:: DIRECTION ::
Lift out all lines below that contain "Health".

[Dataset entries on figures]
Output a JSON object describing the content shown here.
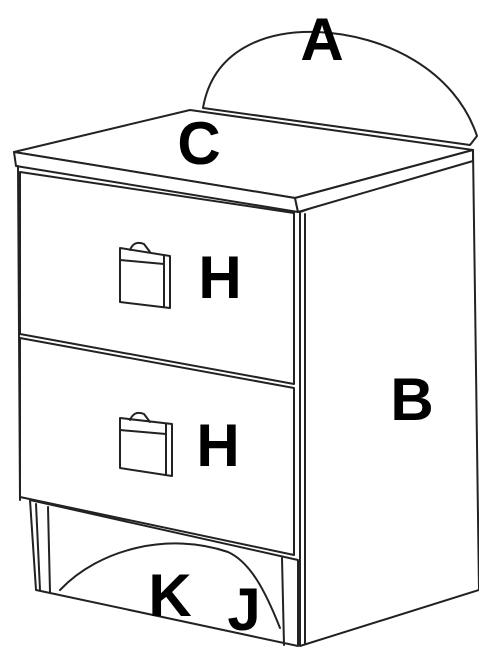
{
  "labels": {
    "a": "A",
    "b": "B",
    "c": "C",
    "h_top": "H",
    "h_bottom": "H",
    "k": "K",
    "j": "J"
  },
  "colors": {
    "line": "#222222",
    "label": "#000000",
    "background": "#ffffff"
  }
}
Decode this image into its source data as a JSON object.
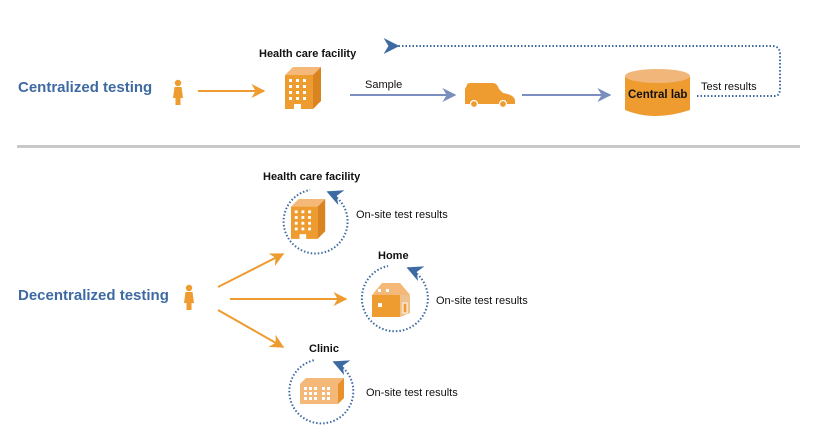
{
  "colors": {
    "orange": "#ee9b2f",
    "orange_light": "#f4b878",
    "blue_arrow": "#7b8fbf",
    "blue_dotted": "#3e6aa3",
    "title_blue": "#3e6aa3",
    "divider": "#c8c8c8"
  },
  "centralized": {
    "title": "Centralized testing",
    "facility_label": "Health care facility",
    "sample_label": "Sample",
    "lab_label": "Central lab",
    "results_label": "Test results",
    "icons": [
      "person-icon",
      "building-icon",
      "van-icon",
      "lab-cylinder-icon"
    ]
  },
  "decentralized": {
    "title": "Decentralized testing",
    "sites": [
      {
        "name": "Health care facility",
        "icon": "building-icon",
        "result_label": "On-site test results"
      },
      {
        "name": "Home",
        "icon": "house-icon",
        "result_label": "On-site test results"
      },
      {
        "name": "Clinic",
        "icon": "clinic-icon",
        "result_label": "On-site test results"
      }
    ]
  }
}
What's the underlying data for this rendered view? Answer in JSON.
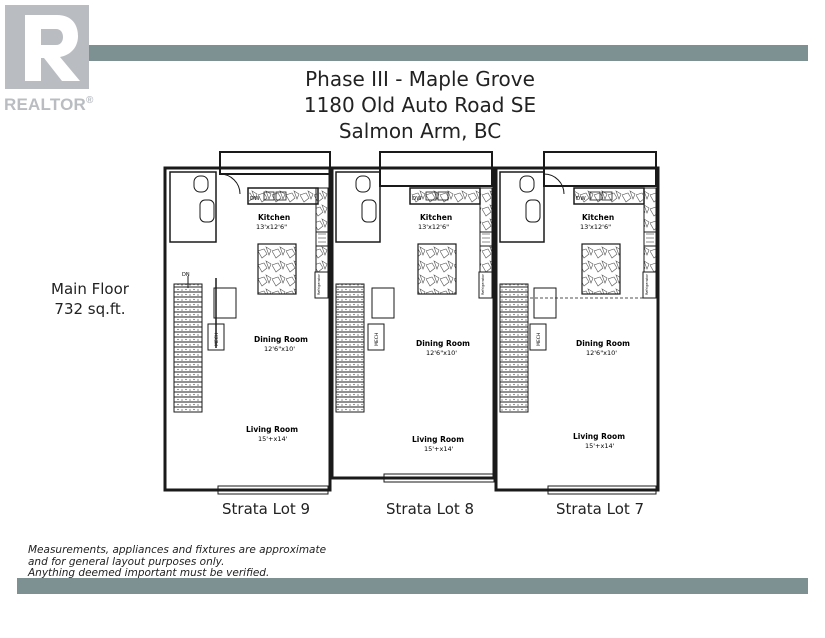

:: CORRECT OUTPUT ::
    "facility_label": "Health care facility",
        "name": "Health care facility",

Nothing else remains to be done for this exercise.